Task instructions: Identify each line holding the string "structured" and copy it.

Material for this exercise:
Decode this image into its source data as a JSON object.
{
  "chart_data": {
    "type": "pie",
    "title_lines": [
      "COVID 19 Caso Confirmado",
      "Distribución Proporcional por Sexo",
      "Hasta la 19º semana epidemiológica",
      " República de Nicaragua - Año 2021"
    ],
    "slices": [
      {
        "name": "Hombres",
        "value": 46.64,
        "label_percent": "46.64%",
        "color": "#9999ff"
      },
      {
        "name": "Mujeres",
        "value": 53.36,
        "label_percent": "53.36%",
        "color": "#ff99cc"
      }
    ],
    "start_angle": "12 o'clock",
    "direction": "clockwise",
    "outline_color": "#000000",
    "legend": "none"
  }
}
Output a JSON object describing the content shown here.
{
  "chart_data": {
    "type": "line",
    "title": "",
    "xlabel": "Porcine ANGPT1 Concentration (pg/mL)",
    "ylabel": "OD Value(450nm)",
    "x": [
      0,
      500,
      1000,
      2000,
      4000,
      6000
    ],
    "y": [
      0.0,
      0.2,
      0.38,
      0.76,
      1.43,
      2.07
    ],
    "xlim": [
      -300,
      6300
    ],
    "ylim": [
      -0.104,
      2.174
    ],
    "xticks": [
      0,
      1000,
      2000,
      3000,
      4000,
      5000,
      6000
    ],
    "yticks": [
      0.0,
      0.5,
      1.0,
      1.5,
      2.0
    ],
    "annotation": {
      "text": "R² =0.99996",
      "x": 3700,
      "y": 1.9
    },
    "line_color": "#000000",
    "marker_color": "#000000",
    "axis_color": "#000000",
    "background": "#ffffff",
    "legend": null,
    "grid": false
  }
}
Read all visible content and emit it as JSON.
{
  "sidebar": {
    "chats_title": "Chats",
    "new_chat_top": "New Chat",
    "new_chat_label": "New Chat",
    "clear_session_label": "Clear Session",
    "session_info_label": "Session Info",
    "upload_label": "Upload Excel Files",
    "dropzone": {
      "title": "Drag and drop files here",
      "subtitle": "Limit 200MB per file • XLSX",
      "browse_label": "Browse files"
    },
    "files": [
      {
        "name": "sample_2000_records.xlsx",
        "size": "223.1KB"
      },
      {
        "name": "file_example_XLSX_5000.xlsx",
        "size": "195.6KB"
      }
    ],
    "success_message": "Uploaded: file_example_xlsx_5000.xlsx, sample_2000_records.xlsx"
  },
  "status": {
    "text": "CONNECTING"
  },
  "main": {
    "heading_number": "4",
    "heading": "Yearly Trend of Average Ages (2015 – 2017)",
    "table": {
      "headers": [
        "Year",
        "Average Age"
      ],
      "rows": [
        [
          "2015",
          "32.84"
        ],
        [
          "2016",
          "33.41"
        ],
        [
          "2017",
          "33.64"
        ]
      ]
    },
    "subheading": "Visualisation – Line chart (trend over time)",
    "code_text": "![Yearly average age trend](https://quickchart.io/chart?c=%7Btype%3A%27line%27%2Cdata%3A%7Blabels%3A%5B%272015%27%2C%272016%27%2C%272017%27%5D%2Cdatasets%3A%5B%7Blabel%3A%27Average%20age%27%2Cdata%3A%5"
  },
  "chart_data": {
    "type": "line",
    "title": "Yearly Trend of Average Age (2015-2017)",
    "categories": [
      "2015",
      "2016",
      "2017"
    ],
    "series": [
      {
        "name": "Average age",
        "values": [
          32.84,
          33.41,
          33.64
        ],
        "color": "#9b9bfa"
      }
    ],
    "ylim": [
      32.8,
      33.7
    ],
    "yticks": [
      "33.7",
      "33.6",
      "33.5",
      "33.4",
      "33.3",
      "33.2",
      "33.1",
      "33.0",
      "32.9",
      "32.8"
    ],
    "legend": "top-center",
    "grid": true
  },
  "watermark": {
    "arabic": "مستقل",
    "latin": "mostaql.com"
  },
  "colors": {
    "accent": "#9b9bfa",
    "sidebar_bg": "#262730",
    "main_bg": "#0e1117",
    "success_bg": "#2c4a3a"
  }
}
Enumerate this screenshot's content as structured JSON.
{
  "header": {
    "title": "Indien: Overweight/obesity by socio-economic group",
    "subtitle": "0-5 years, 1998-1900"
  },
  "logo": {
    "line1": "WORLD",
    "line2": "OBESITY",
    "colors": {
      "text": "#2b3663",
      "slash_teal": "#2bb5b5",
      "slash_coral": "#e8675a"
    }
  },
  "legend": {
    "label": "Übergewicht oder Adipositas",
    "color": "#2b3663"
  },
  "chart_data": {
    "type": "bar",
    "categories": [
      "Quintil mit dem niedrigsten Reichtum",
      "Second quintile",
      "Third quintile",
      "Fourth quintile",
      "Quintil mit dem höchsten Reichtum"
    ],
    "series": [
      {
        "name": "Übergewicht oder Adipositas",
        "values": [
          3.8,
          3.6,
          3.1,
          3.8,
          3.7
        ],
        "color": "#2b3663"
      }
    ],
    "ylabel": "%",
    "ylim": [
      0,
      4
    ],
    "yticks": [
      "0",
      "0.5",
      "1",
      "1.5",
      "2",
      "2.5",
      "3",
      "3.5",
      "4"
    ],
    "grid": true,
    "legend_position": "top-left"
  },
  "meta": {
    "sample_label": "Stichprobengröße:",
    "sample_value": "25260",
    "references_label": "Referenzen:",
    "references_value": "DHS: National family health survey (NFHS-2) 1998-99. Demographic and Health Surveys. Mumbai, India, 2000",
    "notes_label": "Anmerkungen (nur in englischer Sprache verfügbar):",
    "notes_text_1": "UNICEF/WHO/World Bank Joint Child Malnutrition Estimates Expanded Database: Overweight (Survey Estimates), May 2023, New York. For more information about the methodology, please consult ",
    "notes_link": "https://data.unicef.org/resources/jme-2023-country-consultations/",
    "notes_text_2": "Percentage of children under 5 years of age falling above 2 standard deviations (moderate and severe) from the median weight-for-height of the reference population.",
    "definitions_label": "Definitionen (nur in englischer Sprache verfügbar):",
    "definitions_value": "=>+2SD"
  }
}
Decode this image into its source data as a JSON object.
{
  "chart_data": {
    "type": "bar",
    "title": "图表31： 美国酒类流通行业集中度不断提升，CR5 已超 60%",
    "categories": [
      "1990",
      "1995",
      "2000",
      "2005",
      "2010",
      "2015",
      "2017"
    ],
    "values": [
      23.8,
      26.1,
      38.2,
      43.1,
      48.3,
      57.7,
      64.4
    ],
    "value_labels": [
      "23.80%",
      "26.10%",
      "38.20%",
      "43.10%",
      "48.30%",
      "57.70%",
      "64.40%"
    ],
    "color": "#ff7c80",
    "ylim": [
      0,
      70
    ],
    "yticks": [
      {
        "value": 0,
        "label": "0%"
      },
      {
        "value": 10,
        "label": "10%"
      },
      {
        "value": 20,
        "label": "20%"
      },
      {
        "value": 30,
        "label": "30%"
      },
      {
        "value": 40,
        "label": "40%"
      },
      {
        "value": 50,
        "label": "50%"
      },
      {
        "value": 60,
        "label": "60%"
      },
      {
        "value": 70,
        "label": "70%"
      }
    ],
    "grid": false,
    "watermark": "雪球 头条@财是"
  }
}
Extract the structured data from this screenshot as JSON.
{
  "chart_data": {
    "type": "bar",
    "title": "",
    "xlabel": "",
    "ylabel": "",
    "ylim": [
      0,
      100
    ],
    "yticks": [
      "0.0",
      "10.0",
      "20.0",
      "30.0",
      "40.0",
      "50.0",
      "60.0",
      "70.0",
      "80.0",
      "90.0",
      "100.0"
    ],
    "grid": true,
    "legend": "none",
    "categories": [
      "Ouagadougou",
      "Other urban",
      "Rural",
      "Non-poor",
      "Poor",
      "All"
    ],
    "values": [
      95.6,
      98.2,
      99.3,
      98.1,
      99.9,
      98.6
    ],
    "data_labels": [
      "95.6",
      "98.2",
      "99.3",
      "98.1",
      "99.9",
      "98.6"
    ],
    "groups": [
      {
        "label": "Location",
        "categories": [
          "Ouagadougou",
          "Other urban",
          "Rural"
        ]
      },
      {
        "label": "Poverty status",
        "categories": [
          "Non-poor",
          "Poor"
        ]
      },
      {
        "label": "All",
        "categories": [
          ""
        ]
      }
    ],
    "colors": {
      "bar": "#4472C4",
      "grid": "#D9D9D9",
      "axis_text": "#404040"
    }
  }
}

Answer to this task:
Enumerate this screenshot's content as structured JSON.
Extract the structured data from this screenshot as JSON.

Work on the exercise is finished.